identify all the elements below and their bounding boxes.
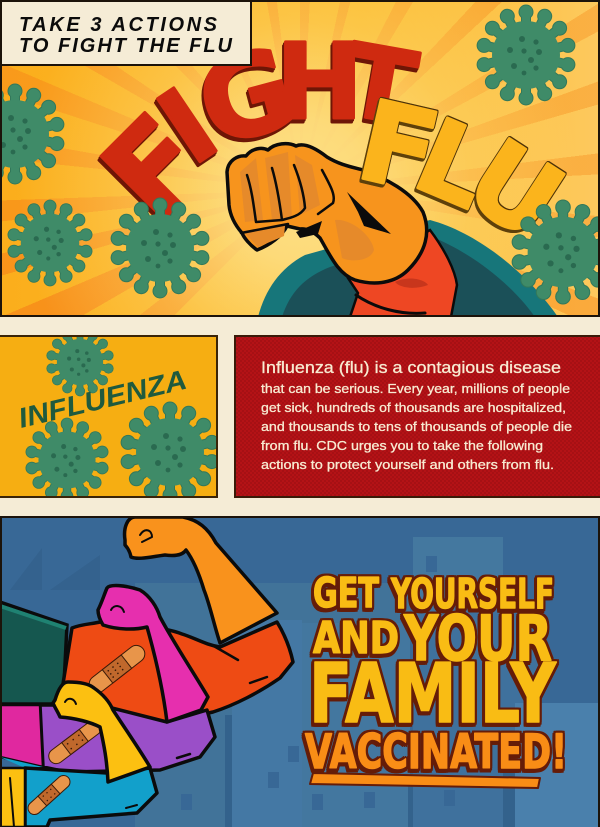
arm: orange: [125, 517, 277, 643]
word FIGHT: F: [76, 88, 235, 248]
word FIGHT: I: [138, 65, 238, 188]
headline underline: [310, 773, 540, 788]
title box: [1, 1, 251, 65]
influenza label: INFLUENZA: [15, 364, 190, 434]
panel: flu description: [234, 335, 600, 498]
title text: TO FIGHT THE FLU: [19, 35, 233, 57]
arm: red with bandage: [62, 622, 293, 722]
virus over F: [111, 198, 209, 298]
word FIGHT: [76, 21, 424, 248]
arm: purple with bandage: [40, 705, 215, 772]
red sleeve: [348, 230, 457, 317]
wrist shadow: [296, 192, 391, 238]
panel: get vaccinated: [0, 516, 600, 827]
arm: yellow: [53, 682, 150, 782]
bandage on red arm: [86, 642, 148, 696]
fist shading: [240, 152, 374, 260]
headline: get yourself and your family vaccinated: GET: [313, 569, 379, 617]
word FLU: U: [446, 116, 584, 264]
virus lower left: [8, 200, 92, 286]
fist and arm: [227, 144, 427, 283]
description text: that can be serious. Every year, millions of people: [261, 381, 570, 396]
city skyline background: [10, 537, 600, 827]
virus top right: [477, 4, 575, 106]
finger creases: [241, 165, 334, 233]
word FIGHT: G: [185, 23, 308, 172]
yellow sleeve: [0, 768, 25, 827]
virus top: [46, 328, 114, 396]
headline: get yourself and your family vaccinated: YOUR: [403, 602, 552, 675]
word FIGHT: H: [276, 21, 363, 143]
word FLU: [347, 77, 584, 264]
description text: get sick, hundreds of thousands are hospitalized,: [261, 400, 566, 415]
pink sleeve: [0, 705, 43, 767]
description text: actions to protect yourself and others from flu.: [261, 457, 554, 472]
virus bottom right: [121, 402, 219, 502]
description text: Influenza (flu) is a contagious disease: [261, 359, 561, 377]
title text: TAKE 3 ACTIONS: [19, 14, 218, 36]
virus top left: [0, 84, 64, 184]
bandage on blue arm: [25, 773, 73, 817]
title text: [19, 14, 233, 57]
word FIGHT: T: [337, 21, 424, 148]
bandage on purple arm: [46, 717, 104, 767]
panel: influenza viruses: [0, 335, 218, 498]
panel: hero fight flu: [0, 0, 600, 317]
headline: get yourself and your family vaccinated: AND: [313, 613, 399, 664]
arm: blue with bandage: [0, 757, 157, 827]
word FLU: F: [347, 77, 450, 219]
arm: pink: [98, 586, 208, 722]
description text: from flu. CDC urges you to take the following: [261, 438, 543, 453]
word FLU: L: [399, 95, 508, 233]
arm: dark green shirt: [0, 602, 67, 704]
description text: and thousands to tens of thousands of people die: [261, 419, 572, 434]
headline: get yourself and your family vaccinated: [305, 569, 567, 780]
description text: [261, 359, 572, 472]
virus lower right: [512, 199, 600, 305]
virus bottom left: [26, 418, 108, 502]
superhero body and cape: [258, 220, 558, 317]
---+---
*EXERCISE AIM*. Show, from the material above, each line that includes the string "people".

*TASK SOLUTION*.
description text: that can be serious. Every year, millions of people: [261, 381, 570, 396]
description text: and thousands to tens of thousands of people die: [261, 419, 572, 434]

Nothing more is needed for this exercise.